- _Set exercise_: Restate the full set of records exactly, without adding or dropping a word.

[begin Dataset excerpts]

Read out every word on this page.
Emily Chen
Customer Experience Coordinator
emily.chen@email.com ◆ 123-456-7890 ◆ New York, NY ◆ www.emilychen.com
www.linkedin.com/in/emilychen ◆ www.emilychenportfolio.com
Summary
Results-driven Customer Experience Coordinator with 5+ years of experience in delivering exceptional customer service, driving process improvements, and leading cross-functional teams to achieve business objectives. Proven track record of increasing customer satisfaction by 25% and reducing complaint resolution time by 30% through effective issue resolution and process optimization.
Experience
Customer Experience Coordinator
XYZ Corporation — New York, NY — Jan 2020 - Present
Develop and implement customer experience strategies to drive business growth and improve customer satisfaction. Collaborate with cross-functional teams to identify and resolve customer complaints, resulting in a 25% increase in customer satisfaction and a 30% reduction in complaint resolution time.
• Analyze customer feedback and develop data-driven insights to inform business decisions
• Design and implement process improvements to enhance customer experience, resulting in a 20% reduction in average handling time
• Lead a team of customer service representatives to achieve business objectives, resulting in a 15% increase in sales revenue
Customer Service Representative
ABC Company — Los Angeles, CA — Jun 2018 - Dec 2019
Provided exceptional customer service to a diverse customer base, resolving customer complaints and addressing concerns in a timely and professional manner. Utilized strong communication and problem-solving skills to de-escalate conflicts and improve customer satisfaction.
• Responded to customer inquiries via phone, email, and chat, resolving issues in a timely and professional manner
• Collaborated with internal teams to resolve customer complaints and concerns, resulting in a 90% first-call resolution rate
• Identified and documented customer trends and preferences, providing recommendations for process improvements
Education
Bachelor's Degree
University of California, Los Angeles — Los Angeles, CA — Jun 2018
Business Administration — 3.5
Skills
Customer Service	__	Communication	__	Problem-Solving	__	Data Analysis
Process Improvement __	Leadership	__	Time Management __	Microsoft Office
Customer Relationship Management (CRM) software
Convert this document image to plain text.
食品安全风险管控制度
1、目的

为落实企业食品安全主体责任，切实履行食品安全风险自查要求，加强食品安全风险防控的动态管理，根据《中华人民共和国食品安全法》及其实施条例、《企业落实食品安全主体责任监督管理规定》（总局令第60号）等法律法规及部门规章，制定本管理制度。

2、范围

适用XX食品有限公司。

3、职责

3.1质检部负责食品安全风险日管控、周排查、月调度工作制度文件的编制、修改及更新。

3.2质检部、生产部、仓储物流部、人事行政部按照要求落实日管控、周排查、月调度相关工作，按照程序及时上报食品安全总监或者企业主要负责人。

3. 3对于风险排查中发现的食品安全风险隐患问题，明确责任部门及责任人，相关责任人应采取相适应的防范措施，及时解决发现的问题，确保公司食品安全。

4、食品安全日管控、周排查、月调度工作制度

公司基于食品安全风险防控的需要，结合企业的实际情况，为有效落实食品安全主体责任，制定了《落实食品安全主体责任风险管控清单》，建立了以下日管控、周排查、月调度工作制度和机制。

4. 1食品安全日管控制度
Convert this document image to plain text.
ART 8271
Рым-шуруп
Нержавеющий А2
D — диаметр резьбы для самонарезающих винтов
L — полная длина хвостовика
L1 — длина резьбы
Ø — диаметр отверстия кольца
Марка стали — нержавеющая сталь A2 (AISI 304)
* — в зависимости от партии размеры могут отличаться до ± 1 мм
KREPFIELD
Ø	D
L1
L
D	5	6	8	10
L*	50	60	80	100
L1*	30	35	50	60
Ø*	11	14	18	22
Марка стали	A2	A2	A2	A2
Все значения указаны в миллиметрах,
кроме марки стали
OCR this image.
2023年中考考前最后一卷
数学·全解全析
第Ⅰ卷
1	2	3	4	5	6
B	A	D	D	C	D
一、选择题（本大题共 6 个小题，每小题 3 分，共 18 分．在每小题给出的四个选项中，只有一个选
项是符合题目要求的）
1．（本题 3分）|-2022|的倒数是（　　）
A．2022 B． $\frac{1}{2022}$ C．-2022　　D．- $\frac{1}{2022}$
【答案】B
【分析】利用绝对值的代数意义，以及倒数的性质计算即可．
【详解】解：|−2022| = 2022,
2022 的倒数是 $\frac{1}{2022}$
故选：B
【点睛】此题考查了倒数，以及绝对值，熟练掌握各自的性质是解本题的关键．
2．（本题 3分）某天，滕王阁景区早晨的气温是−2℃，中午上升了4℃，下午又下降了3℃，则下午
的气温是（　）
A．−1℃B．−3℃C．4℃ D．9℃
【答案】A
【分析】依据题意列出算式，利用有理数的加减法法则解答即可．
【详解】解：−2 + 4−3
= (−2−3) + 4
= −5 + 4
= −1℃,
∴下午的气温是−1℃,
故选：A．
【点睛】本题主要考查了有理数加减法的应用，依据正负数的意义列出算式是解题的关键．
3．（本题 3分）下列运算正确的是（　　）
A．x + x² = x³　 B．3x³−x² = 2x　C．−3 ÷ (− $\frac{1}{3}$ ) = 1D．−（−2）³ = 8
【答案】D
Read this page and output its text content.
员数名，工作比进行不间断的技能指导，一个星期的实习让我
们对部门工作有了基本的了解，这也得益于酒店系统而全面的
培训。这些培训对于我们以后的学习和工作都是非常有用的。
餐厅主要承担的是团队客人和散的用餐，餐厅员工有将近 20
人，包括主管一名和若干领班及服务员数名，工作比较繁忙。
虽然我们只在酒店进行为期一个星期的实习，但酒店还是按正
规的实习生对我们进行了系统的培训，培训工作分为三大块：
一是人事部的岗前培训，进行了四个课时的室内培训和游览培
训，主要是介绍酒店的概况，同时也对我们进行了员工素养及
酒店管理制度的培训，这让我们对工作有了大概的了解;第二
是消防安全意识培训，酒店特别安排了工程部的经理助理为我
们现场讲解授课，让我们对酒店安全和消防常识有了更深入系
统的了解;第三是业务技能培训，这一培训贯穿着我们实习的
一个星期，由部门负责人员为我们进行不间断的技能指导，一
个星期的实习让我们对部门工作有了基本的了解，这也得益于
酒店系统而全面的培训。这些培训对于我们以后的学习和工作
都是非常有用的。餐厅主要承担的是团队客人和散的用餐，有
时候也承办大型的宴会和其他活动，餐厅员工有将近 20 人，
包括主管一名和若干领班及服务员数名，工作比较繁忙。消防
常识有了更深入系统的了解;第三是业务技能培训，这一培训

[end Dataset excerpts]

- _Task solution_:
Read out every word on this page.
Emily Chen
Customer Experience Coordinator
emily.chen@email.com ◆ 123-456-7890 ◆ New York, NY ◆ www.emilychen.com
www.linkedin.com/in/emilychen ◆ www.emilychenportfolio.com
Summary
Results-driven Customer Experience Coordinator with 5+ years of experience in delivering exceptional customer service, driving process improvements, and leading cross-functional teams to achieve business objectives. Proven track record of increasing customer satisfaction by 25% and reducing complaint resolution time by 30% through effective issue resolution and process optimization.
Experience
Customer Experience Coordinator
XYZ Corporation — New York, NY — Jan 2020 - Present
Develop and implement customer experience strategies to drive business growth and improve customer satisfaction. Collaborate with cross-functional teams to identify and resolve customer complaints, resulting in a 25% increase in customer satisfaction and a 30% reduction in complaint resolution time.
• Analyze customer feedback and develop data-driven insights to inform business decisions
• Design and implement process improvements to enhance customer experience, resulting in a 20% reduction in average handling time
• Lead a team of customer service representatives to achieve business objectives, resulting in a 15% increase in sales revenue
Customer Service Representative
ABC Company — Los Angeles, CA — Jun 2018 - Dec 2019
Provided exceptional customer service to a diverse customer base, resolving customer complaints and addressing concerns in a timely and professional manner. Utilized strong communication and problem-solving skills to de-escalate conflicts and improve customer satisfaction.
• Responded to customer inquiries via phone, email, and chat, resolving issues in a timely and professional manner
• Collaborated with internal teams to resolve customer complaints and concerns, resulting in a 90% first-call resolution rate
• Identified and documented customer trends and preferences, providing recommendations for process improvements
Education
Bachelor's Degree
University of California, Los Angeles — Los Angeles, CA — Jun 2018
Business Administration — 3.5
Skills
Customer Service	__	Communication	__	Problem-Solving	__	Data Analysis
Process Improvement __	Leadership	__	Time Management __	Microsoft Office
Customer Relationship Management (CRM) software
Convert this document image to plain text.
食品安全风险管控制度
1、目的

为落实企业食品安全主体责任，切实履行食品安全风险自查要求，加强食品安全风险防控的动态管理，根据《中华人民共和国食品安全法》及其实施条例、《企业落实食品安全主体责任监督管理规定》（总局令第60号）等法律法规及部门规章，制定本管理制度。

2、范围

适用XX食品有限公司。

3、职责

3.1质检部负责食品安全风险日管控、周排查、月调度工作制度文件的编制、修改及更新。

3.2质检部、生产部、仓储物流部、人事行政部按照要求落实日管控、周排查、月调度相关工作，按照程序及时上报食品安全总监或者企业主要负责人。

3. 3对于风险排查中发现的食品安全风险隐患问题，明确责任部门及责任人，相关责任人应采取相适应的防范措施，及时解决发现的问题，确保公司食品安全。

4、食品安全日管控、周排查、月调度工作制度

公司基于食品安全风险防控的需要，结合企业的实际情况，为有效落实食品安全主体责任，制定了《落实食品安全主体责任风险管控清单》，建立了以下日管控、周排查、月调度工作制度和机制。

4. 1食品安全日管控制度
Convert this document image to plain text.
ART 8271
Рым-шуруп
Нержавеющий А2
D — диаметр резьбы для самонарезающих винтов
L — полная длина хвостовика
L1 — длина резьбы
Ø — диаметр отверстия кольца
Марка стали — нержавеющая сталь A2 (AISI 304)
* — в зависимости от партии размеры могут отличаться до ± 1 мм
KREPFIELD
Ø	D
L1
L
D	5	6	8	10
L*	50	60	80	100
L1*	30	35	50	60
Ø*	11	14	18	22
Марка стали	A2	A2	A2	A2
Все значения указаны в миллиметрах,
кроме марки стали
OCR this image.
2023年中考考前最后一卷
数学·全解全析
第Ⅰ卷
1	2	3	4	5	6
B	A	D	D	C	D
一、选择题（本大题共 6 个小题，每小题 3 分，共 18 分．在每小题给出的四个选项中，只有一个选
项是符合题目要求的）
1．（本题 3分）|-2022|的倒数是（　　）
A．2022 B． $\frac{1}{2022}$ C．-2022　　D．- $\frac{1}{2022}$
【答案】B
【分析】利用绝对值的代数意义，以及倒数的性质计算即可．
【详解】解：|−2022| = 2022,
2022 的倒数是 $\frac{1}{2022}$
故选：B
【点睛】此题考查了倒数，以及绝对值，熟练掌握各自的性质是解本题的关键．
2．（本题 3分）某天，滕王阁景区早晨的气温是−2℃，中午上升了4℃，下午又下降了3℃，则下午
的气温是（　）
A．−1℃B．−3℃C．4℃ D．9℃
【答案】A
【分析】依据题意列出算式，利用有理数的加减法法则解答即可．
【详解】解：−2 + 4−3
= (−2−3) + 4
= −5 + 4
= −1℃,
∴下午的气温是−1℃,
故选：A．
【点睛】本题主要考查了有理数加减法的应用，依据正负数的意义列出算式是解题的关键．
3．（本题 3分）下列运算正确的是（　　）
A．x + x² = x³　 B．3x³−x² = 2x　C．−3 ÷ (− $\frac{1}{3}$ ) = 1D．−（−2）³ = 8
【答案】D
Read this page and output its text content.
员数名，工作比进行不间断的技能指导，一个星期的实习让我
们对部门工作有了基本的了解，这也得益于酒店系统而全面的
培训。这些培训对于我们以后的学习和工作都是非常有用的。
餐厅主要承担的是团队客人和散的用餐，餐厅员工有将近 20
人，包括主管一名和若干领班及服务员数名，工作比较繁忙。
虽然我们只在酒店进行为期一个星期的实习，但酒店还是按正
规的实习生对我们进行了系统的培训，培训工作分为三大块：
一是人事部的岗前培训，进行了四个课时的室内培训和游览培
训，主要是介绍酒店的概况，同时也对我们进行了员工素养及
酒店管理制度的培训，这让我们对工作有了大概的了解;第二
是消防安全意识培训，酒店特别安排了工程部的经理助理为我
们现场讲解授课，让我们对酒店安全和消防常识有了更深入系
统的了解;第三是业务技能培训，这一培训贯穿着我们实习的
一个星期，由部门负责人员为我们进行不间断的技能指导，一
个星期的实习让我们对部门工作有了基本的了解，这也得益于
酒店系统而全面的培训。这些培训对于我们以后的学习和工作
都是非常有用的。餐厅主要承担的是团队客人和散的用餐，有
时候也承办大型的宴会和其他活动，餐厅员工有将近 20 人，
包括主管一名和若干领班及服务员数名，工作比较繁忙。消防
常识有了更深入系统的了解;第三是业务技能培训，这一培训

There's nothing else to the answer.